DATA EXCERPTS:
========
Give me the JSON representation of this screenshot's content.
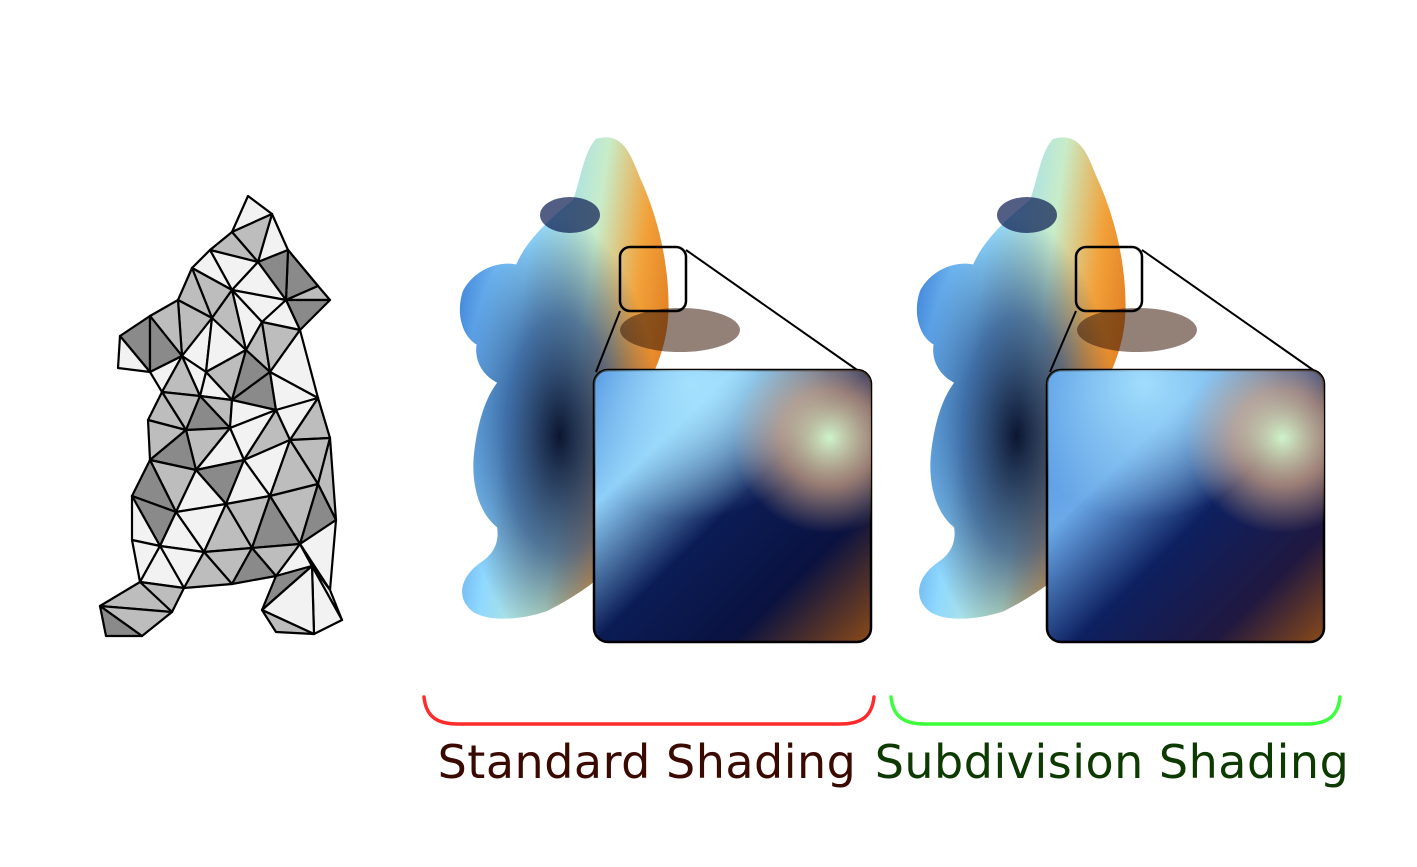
{
  "figure": {
    "panels": [
      {
        "id": "coarse-mesh",
        "kind": "wireframe-bunny"
      },
      {
        "id": "standard",
        "kind": "shaded-bunny",
        "label": "Standard Shading",
        "bracket_color": "#ff2a2a",
        "label_color": "#3a0a00"
      },
      {
        "id": "subdivision",
        "kind": "shaded-bunny",
        "label": "Subdivision Shading",
        "bracket_color": "#3aff3a",
        "label_color": "#0d3a00"
      }
    ],
    "shading_colors": {
      "light_blue": "#8fd8ff",
      "blue": "#2c6fd0",
      "dark_navy": "#020a28",
      "orange": "#f2a23a",
      "brown": "#7a3a0a",
      "highlight_green": "#d8ffd0"
    },
    "mesh_colors": {
      "light": "#f2f2f2",
      "mid": "#bdbdbd",
      "dark": "#8a8a8a",
      "edge": "#000000"
    }
  }
}
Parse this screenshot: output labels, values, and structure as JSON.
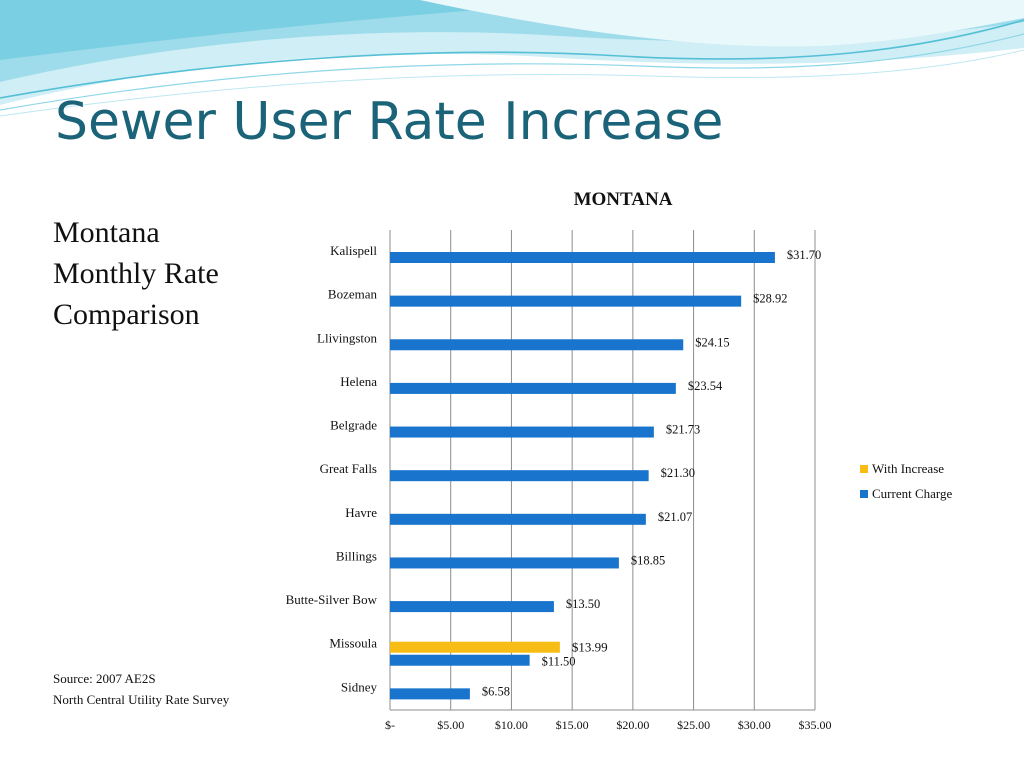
{
  "slide": {
    "title": "Sewer User Rate Increase",
    "subtitle_lines": [
      "Montana",
      "Monthly Rate",
      "Comparison"
    ],
    "source_lines": [
      "Source: 2007 AE2S",
      "North Central Utility Rate Survey"
    ]
  },
  "colors": {
    "title": "#1a6378",
    "current_charge": "#1874cd",
    "with_increase": "#f7bd14",
    "grid": "#8c8c8c",
    "swoosh": "#6fc9dc"
  },
  "chart_data": {
    "type": "bar",
    "orientation": "horizontal",
    "title": "MONTANA",
    "categories": [
      "Kalispell",
      "Bozeman",
      "Llivingston",
      "Helena",
      "Belgrade",
      "Great Falls",
      "Havre",
      "Billings",
      "Butte-Silver Bow",
      "Missoula",
      "Sidney"
    ],
    "series": [
      {
        "name": "With Increase",
        "values": [
          null,
          null,
          null,
          null,
          null,
          null,
          null,
          null,
          null,
          13.99,
          null
        ],
        "labels": [
          null,
          null,
          null,
          null,
          null,
          null,
          null,
          null,
          null,
          "$13.99",
          null
        ]
      },
      {
        "name": "Current Charge",
        "values": [
          31.7,
          28.92,
          24.15,
          23.54,
          21.73,
          21.3,
          21.07,
          18.85,
          13.5,
          11.5,
          6.58
        ],
        "labels": [
          "$31.70",
          "$28.92",
          "$24.15",
          "$23.54",
          "$21.73",
          "$21.30",
          "$21.07",
          "$18.85",
          "$13.50",
          "$11.50",
          "$6.58"
        ]
      }
    ],
    "x_ticks": [
      0,
      5,
      10,
      15,
      20,
      25,
      30,
      35
    ],
    "x_tick_labels": [
      "$-",
      "$5.00",
      "$10.00",
      "$15.00",
      "$20.00",
      "$25.00",
      "$30.00",
      "$35.00"
    ],
    "xlim": [
      0,
      35
    ],
    "grid": true,
    "legend_position": "right"
  }
}
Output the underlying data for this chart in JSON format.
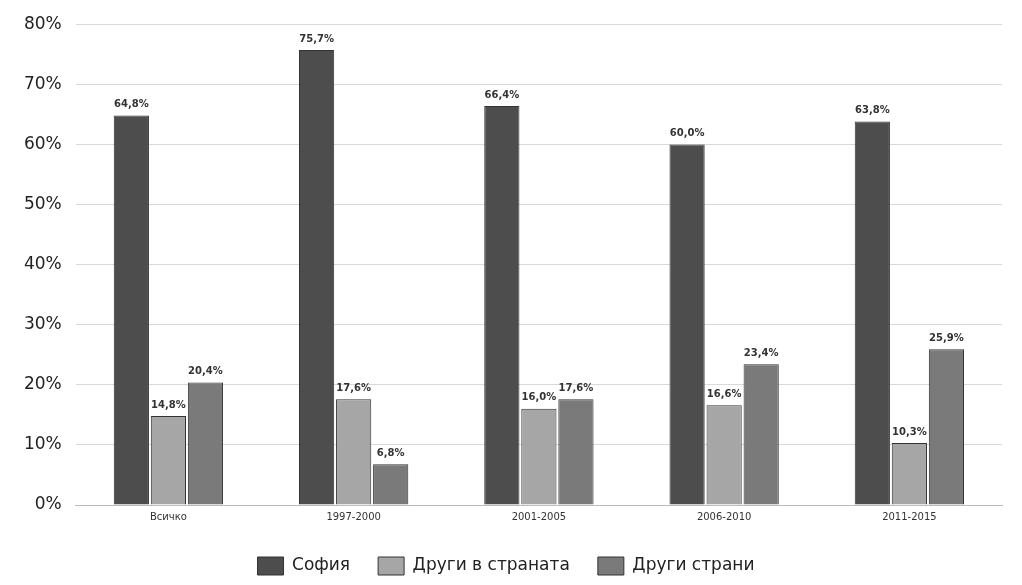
{
  "chart_data": {
    "type": "bar",
    "categories": [
      "Всичко",
      "1997-2000",
      "2001-2005",
      "2006-2010",
      "2011-2015"
    ],
    "series": [
      {
        "name": "София",
        "color": "#4d4d4d",
        "values": [
          64.8,
          75.7,
          66.4,
          60.0,
          63.8
        ],
        "value_labels": [
          "64,8%",
          "75,7%",
          "66,4%",
          "60,0%",
          "63,8%"
        ]
      },
      {
        "name": "Други в страната",
        "color": "#a6a6a6",
        "values": [
          14.8,
          17.6,
          16.0,
          16.6,
          10.3
        ],
        "value_labels": [
          "14,8%",
          "17,6%",
          "16,0%",
          "16,6%",
          "10,3%"
        ]
      },
      {
        "name": "Други страни",
        "color": "#7a7a7a",
        "values": [
          20.4,
          6.8,
          17.6,
          23.4,
          25.9
        ],
        "value_labels": [
          "20,4%",
          "6,8%",
          "17,6%",
          "23,4%",
          "25,9%"
        ]
      }
    ],
    "ylim": [
      0,
      80
    ],
    "yticks": [
      {
        "value": 0,
        "label": "0%"
      },
      {
        "value": 10,
        "label": "10%"
      },
      {
        "value": 20,
        "label": "20%"
      },
      {
        "value": 30,
        "label": "30%"
      },
      {
        "value": 40,
        "label": "40%"
      },
      {
        "value": 50,
        "label": "50%"
      },
      {
        "value": 60,
        "label": "60%"
      },
      {
        "value": 70,
        "label": "70%"
      },
      {
        "value": 80,
        "label": "80%"
      }
    ],
    "grid": "y",
    "legend": "bottom"
  }
}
========
WRITTEN EXERCISE:
Exactly as written, return every line of the listing, but not the pictures.

EXERCISE ANSWER:
Give me the JSON representation of this screenshot's content.
{
  "figure": {
    "panels": [
      {
        "id": "coarse-mesh",
        "kind": "wireframe-bunny"
      },
      {
        "id": "standard",
        "kind": "shaded-bunny",
        "label": "Standard Shading",
        "bracket_color": "#ff2a2a",
        "label_color": "#3a0a00"
      },
      {
        "id": "subdivision",
        "kind": "shaded-bunny",
        "label": "Subdivision Shading",
        "bracket_color": "#3aff3a",
        "label_color": "#0d3a00"
      }
    ],
    "shading_colors": {
      "light_blue": "#8fd8ff",
      "blue": "#2c6fd0",
      "dark_navy": "#020a28",
      "orange": "#f2a23a",
      "brown": "#7a3a0a",
      "highlight_green": "#d8ffd0"
    },
    "mesh_colors": {
      "light": "#f2f2f2",
      "mid": "#bdbdbd",
      "dark": "#8a8a8a",
      "edge": "#000000"
    }
  }
}
Parse this screenshot: output labels, values, and structure as JSON.
{
  "slide": {
    "title": "Sewer User Rate Increase",
    "subtitle_lines": [
      "Montana",
      "Monthly Rate",
      "Comparison"
    ],
    "source_lines": [
      "Source: 2007 AE2S",
      "North Central Utility Rate Survey"
    ]
  },
  "colors": {
    "title": "#1a6378",
    "current_charge": "#1874cd",
    "with_increase": "#f7bd14",
    "grid": "#8c8c8c",
    "swoosh": "#6fc9dc"
  },
  "chart_data": {
    "type": "bar",
    "orientation": "horizontal",
    "title": "MONTANA",
    "categories": [
      "Kalispell",
      "Bozeman",
      "Llivingston",
      "Helena",
      "Belgrade",
      "Great Falls",
      "Havre",
      "Billings",
      "Butte-Silver Bow",
      "Missoula",
      "Sidney"
    ],
    "series": [
      {
        "name": "With Increase",
        "values": [
          null,
          null,
          null,
          null,
          null,
          null,
          null,
          null,
          null,
          13.99,
          null
        ],
        "labels": [
          null,
          null,
          null,
          null,
          null,
          null,
          null,
          null,
          null,
          "$13.99",
          null
        ]
      },
      {
        "name": "Current Charge",
        "values": [
          31.7,
          28.92,
          24.15,
          23.54,
          21.73,
          21.3,
          21.07,
          18.85,
          13.5,
          11.5,
          6.58
        ],
        "labels": [
          "$31.70",
          "$28.92",
          "$24.15",
          "$23.54",
          "$21.73",
          "$21.30",
          "$21.07",
          "$18.85",
          "$13.50",
          "$11.50",
          "$6.58"
        ]
      }
    ],
    "x_ticks": [
      0,
      5,
      10,
      15,
      20,
      25,
      30,
      35
    ],
    "x_tick_labels": [
      "$-",
      "$5.00",
      "$10.00",
      "$15.00",
      "$20.00",
      "$25.00",
      "$30.00",
      "$35.00"
    ],
    "xlim": [
      0,
      35
    ],
    "grid": true,
    "legend_position": "right"
  }
}
Output the underlying data for this chart in JSON format.
{
  "chart_data": {
    "type": "bar",
    "categories": [
      "Всичко",
      "1997-2000",
      "2001-2005",
      "2006-2010",
      "2011-2015"
    ],
    "series": [
      {
        "name": "София",
        "color": "#4d4d4d",
        "values": [
          64.8,
          75.7,
          66.4,
          60.0,
          63.8
        ],
        "value_labels": [
          "64,8%",
          "75,7%",
          "66,4%",
          "60,0%",
          "63,8%"
        ]
      },
      {
        "name": "Други в страната",
        "color": "#a6a6a6",
        "values": [
          14.8,
          17.6,
          16.0,
          16.6,
          10.3
        ],
        "value_labels": [
          "14,8%",
          "17,6%",
          "16,0%",
          "16,6%",
          "10,3%"
        ]
      },
      {
        "name": "Други страни",
        "color": "#7a7a7a",
        "values": [
          20.4,
          6.8,
          17.6,
          23.4,
          25.9
        ],
        "value_labels": [
          "20,4%",
          "6,8%",
          "17,6%",
          "23,4%",
          "25,9%"
        ]
      }
    ],
    "ylim": [
      0,
      80
    ],
    "yticks": [
      {
        "value": 0,
        "label": "0%"
      },
      {
        "value": 10,
        "label": "10%"
      },
      {
        "value": 20,
        "label": "20%"
      },
      {
        "value": 30,
        "label": "30%"
      },
      {
        "value": 40,
        "label": "40%"
      },
      {
        "value": 50,
        "label": "50%"
      },
      {
        "value": 60,
        "label": "60%"
      },
      {
        "value": 70,
        "label": "70%"
      },
      {
        "value": 80,
        "label": "80%"
      }
    ],
    "grid": "y",
    "legend": "bottom"
  }
}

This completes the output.